Exercise goal: Do not include the pictures; repeat the rest of the data exactly.

Records supplied:
▶

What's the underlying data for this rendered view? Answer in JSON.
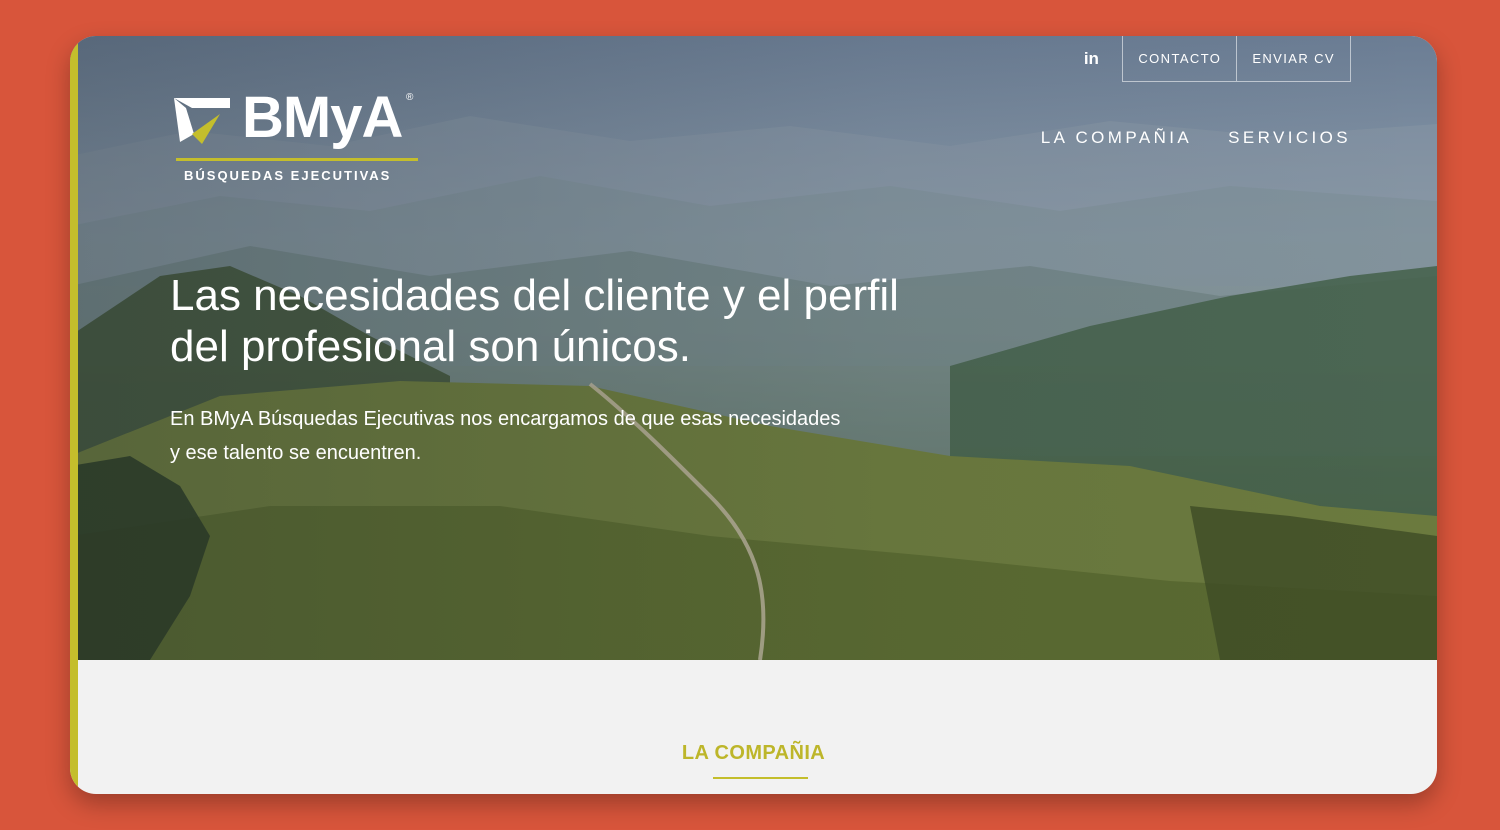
{
  "header": {
    "utility_nav": {
      "linkedin_label": "in",
      "contact_label": "CONTACTO",
      "send_cv_label": "ENVIAR CV"
    },
    "logo": {
      "brand": "BMyA",
      "registered": "®",
      "tagline": "BÚSQUEDAS EJECUTIVAS"
    },
    "main_nav": {
      "items": [
        {
          "label": "LA COMPAÑIA"
        },
        {
          "label": "SERVICIOS"
        }
      ]
    }
  },
  "hero": {
    "headline_line1": "Las necesidades del cliente y el perfil",
    "headline_line2": "del profesional son únicos.",
    "subhead_line1": "En BMyA Búsquedas Ejecutivas nos encargamos de que esas necesidades",
    "subhead_line2": "y ese talento se encuentren."
  },
  "section": {
    "title": "LA COMPAÑIA"
  },
  "colors": {
    "page_background": "#d8553b",
    "accent": "#c4be2c",
    "section_title": "#bdb62a",
    "content_background": "#f2f2f2"
  }
}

◀

Response to the exercise:
What's the underlying data for this rendered view? Answer in JSON.
{
  "header": {
    "utility_nav": {
      "linkedin_label": "in",
      "contact_label": "CONTACTO",
      "send_cv_label": "ENVIAR CV"
    },
    "logo": {
      "brand": "BMyA",
      "registered": "®",
      "tagline": "BÚSQUEDAS EJECUTIVAS"
    },
    "main_nav": {
      "items": [
        {
          "label": "LA COMPAÑIA"
        },
        {
          "label": "SERVICIOS"
        }
      ]
    }
  },
  "hero": {
    "headline_line1": "Las necesidades del cliente y el perfil",
    "headline_line2": "del profesional son únicos.",
    "subhead_line1": "En BMyA Búsquedas Ejecutivas nos encargamos de que esas necesidades",
    "subhead_line2": "y ese talento se encuentren."
  },
  "section": {
    "title": "LA COMPAÑIA"
  },
  "colors": {
    "page_background": "#d8553b",
    "accent": "#c4be2c",
    "section_title": "#bdb62a",
    "content_background": "#f2f2f2"
  }
}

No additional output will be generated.